Source data
▶

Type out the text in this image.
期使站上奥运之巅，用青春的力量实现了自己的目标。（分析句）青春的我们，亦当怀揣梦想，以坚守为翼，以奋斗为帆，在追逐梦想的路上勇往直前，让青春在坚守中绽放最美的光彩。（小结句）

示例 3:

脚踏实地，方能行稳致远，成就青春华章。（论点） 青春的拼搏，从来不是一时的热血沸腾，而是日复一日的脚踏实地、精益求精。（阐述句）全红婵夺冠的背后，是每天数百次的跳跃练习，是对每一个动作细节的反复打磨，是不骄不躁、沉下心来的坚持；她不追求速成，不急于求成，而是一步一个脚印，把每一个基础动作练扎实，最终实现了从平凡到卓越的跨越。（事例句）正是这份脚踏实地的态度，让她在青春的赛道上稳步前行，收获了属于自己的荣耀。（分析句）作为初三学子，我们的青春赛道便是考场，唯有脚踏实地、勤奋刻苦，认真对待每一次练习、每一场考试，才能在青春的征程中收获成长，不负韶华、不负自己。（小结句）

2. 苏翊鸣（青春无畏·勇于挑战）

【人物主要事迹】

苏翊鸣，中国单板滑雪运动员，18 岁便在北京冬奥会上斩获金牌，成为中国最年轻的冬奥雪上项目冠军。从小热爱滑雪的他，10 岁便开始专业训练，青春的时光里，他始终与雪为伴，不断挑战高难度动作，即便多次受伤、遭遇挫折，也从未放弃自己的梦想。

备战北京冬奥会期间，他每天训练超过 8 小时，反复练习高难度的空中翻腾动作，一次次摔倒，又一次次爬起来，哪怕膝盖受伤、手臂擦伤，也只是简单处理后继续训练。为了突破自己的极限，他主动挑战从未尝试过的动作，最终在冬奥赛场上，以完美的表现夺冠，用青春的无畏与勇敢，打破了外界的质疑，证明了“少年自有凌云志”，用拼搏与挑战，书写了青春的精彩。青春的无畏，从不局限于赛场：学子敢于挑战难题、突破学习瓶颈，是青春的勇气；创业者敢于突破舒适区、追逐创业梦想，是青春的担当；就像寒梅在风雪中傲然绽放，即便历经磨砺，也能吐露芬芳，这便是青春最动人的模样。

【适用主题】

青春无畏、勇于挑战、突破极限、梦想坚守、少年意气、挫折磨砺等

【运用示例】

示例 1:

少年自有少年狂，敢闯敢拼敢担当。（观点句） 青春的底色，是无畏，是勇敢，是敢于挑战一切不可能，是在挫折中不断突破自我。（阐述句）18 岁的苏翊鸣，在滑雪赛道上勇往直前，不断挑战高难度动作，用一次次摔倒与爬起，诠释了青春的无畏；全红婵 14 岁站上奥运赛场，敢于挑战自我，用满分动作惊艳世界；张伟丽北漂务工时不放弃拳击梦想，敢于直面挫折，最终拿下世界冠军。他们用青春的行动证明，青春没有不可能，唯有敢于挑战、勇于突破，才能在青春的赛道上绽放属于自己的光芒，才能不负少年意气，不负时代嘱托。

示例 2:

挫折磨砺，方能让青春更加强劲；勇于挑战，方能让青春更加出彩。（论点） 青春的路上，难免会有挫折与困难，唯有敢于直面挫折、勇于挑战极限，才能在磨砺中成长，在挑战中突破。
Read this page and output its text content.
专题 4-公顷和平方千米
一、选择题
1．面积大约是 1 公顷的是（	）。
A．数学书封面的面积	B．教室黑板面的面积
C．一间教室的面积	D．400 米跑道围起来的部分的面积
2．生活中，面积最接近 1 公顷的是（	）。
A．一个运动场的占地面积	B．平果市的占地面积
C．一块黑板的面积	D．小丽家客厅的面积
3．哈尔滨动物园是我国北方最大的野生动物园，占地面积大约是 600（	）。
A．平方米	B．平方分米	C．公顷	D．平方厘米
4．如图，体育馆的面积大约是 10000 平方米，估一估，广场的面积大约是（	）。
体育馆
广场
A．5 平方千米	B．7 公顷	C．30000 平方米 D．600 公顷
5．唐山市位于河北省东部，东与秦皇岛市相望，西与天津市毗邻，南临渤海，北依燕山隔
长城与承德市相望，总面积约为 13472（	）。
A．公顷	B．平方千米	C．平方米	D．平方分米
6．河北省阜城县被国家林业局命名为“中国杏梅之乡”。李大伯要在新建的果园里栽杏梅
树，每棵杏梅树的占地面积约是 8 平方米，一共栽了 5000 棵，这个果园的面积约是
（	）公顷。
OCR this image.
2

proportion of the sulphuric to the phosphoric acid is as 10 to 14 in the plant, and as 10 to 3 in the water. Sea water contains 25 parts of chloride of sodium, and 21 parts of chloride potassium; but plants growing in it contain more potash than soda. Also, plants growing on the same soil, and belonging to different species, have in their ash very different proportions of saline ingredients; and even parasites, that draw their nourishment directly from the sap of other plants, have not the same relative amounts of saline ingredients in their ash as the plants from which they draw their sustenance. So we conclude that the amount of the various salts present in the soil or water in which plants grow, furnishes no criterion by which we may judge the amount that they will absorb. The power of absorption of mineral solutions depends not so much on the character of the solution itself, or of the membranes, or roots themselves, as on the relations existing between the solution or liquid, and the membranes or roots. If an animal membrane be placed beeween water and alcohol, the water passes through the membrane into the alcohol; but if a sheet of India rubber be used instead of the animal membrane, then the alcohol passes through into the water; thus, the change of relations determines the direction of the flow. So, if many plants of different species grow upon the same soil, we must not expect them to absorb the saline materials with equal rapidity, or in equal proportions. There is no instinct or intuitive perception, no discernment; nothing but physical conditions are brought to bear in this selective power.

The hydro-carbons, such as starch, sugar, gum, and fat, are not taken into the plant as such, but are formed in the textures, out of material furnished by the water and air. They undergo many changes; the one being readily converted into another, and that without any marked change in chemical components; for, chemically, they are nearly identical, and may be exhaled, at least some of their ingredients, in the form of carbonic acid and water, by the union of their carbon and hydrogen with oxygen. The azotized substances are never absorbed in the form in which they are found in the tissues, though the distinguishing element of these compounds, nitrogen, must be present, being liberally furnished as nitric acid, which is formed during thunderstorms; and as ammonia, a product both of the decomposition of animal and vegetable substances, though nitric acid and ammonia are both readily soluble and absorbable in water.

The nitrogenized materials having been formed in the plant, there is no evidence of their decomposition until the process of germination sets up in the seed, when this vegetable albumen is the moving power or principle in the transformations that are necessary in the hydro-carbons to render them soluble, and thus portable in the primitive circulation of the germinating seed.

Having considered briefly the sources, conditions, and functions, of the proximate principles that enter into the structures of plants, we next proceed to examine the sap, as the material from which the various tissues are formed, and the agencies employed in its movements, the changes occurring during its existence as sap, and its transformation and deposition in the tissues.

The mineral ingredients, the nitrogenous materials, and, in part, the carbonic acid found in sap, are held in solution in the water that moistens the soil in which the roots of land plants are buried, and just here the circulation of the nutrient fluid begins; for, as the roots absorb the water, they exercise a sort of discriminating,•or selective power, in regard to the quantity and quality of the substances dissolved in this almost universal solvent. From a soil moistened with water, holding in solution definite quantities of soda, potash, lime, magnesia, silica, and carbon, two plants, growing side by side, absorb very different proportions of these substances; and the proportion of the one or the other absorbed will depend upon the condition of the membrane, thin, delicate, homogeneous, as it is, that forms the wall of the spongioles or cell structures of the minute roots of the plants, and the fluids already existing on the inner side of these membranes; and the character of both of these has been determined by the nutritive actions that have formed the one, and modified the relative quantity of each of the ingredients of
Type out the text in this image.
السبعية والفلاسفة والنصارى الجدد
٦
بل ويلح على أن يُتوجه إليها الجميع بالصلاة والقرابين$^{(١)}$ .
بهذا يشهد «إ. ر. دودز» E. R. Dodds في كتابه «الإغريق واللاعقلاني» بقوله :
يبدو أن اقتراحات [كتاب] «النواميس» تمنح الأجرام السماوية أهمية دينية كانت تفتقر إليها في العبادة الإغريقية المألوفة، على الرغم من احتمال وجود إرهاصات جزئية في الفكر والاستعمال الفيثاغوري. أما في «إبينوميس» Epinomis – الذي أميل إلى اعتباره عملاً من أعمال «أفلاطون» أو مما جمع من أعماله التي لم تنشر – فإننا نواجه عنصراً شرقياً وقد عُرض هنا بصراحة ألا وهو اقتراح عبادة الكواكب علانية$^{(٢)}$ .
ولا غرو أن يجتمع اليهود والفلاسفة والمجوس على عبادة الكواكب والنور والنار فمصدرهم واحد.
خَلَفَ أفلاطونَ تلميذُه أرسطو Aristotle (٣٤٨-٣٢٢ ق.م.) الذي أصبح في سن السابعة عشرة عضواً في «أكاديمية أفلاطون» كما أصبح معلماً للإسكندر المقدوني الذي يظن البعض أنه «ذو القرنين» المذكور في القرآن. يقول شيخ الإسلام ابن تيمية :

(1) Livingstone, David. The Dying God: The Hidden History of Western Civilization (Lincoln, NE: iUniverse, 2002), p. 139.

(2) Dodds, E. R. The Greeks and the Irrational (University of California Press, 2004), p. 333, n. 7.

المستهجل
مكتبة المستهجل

◀

What to do
Determine how many lines of the listing hold the word "勇于挑战" and reply with that figure alone.

Written reply
3